Stored entries
┄┄┄┄┄┄┄┄┄┄
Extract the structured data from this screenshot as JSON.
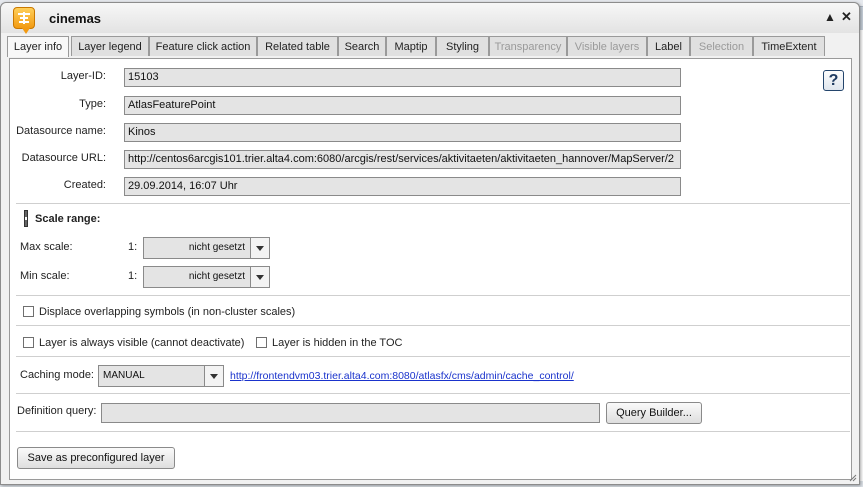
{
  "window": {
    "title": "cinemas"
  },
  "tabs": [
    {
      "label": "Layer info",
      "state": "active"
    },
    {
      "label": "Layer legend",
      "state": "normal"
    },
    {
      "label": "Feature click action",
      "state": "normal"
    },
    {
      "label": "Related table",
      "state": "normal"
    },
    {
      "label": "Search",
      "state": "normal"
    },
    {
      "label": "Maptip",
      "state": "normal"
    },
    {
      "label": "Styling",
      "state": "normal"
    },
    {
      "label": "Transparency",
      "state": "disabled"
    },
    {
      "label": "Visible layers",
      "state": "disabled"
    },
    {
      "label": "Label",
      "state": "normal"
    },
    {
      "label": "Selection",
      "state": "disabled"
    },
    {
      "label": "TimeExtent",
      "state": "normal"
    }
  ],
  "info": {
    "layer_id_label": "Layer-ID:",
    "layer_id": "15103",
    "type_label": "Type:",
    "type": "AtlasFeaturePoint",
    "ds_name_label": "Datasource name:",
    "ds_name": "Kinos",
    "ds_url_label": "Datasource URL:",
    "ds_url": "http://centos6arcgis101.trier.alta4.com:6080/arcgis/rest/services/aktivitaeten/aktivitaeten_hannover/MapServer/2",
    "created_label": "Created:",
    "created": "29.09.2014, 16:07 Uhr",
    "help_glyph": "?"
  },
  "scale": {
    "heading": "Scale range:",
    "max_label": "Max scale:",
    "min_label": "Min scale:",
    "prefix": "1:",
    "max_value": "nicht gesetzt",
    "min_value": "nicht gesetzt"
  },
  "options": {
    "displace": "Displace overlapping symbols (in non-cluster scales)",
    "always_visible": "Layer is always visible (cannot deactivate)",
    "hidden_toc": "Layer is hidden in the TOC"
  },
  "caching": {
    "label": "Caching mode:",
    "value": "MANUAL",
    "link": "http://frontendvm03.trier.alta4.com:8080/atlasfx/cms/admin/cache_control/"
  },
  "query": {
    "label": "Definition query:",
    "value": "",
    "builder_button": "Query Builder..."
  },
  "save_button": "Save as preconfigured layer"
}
┄┄┄┄┄┄┄┄┄┄
# Requirement
Make an exact reproduction of the listing above, without any pictures.

# Result
Extract the structured data from this screenshot as JSON.
{
  "window": {
    "title": "cinemas"
  },
  "tabs": [
    {
      "label": "Layer info",
      "state": "active"
    },
    {
      "label": "Layer legend",
      "state": "normal"
    },
    {
      "label": "Feature click action",
      "state": "normal"
    },
    {
      "label": "Related table",
      "state": "normal"
    },
    {
      "label": "Search",
      "state": "normal"
    },
    {
      "label": "Maptip",
      "state": "normal"
    },
    {
      "label": "Styling",
      "state": "normal"
    },
    {
      "label": "Transparency",
      "state": "disabled"
    },
    {
      "label": "Visible layers",
      "state": "disabled"
    },
    {
      "label": "Label",
      "state": "normal"
    },
    {
      "label": "Selection",
      "state": "disabled"
    },
    {
      "label": "TimeExtent",
      "state": "normal"
    }
  ],
  "info": {
    "layer_id_label": "Layer-ID:",
    "layer_id": "15103",
    "type_label": "Type:",
    "type": "AtlasFeaturePoint",
    "ds_name_label": "Datasource name:",
    "ds_name": "Kinos",
    "ds_url_label": "Datasource URL:",
    "ds_url": "http://centos6arcgis101.trier.alta4.com:6080/arcgis/rest/services/aktivitaeten/aktivitaeten_hannover/MapServer/2",
    "created_label": "Created:",
    "created": "29.09.2014, 16:07 Uhr",
    "help_glyph": "?"
  },
  "scale": {
    "heading": "Scale range:",
    "max_label": "Max scale:",
    "min_label": "Min scale:",
    "prefix": "1:",
    "max_value": "nicht gesetzt",
    "min_value": "nicht gesetzt"
  },
  "options": {
    "displace": "Displace overlapping symbols (in non-cluster scales)",
    "always_visible": "Layer is always visible (cannot deactivate)",
    "hidden_toc": "Layer is hidden in the TOC"
  },
  "caching": {
    "label": "Caching mode:",
    "value": "MANUAL",
    "link": "http://frontendvm03.trier.alta4.com:8080/atlasfx/cms/admin/cache_control/"
  },
  "query": {
    "label": "Definition query:",
    "value": "",
    "builder_button": "Query Builder..."
  },
  "save_button": "Save as preconfigured layer"
}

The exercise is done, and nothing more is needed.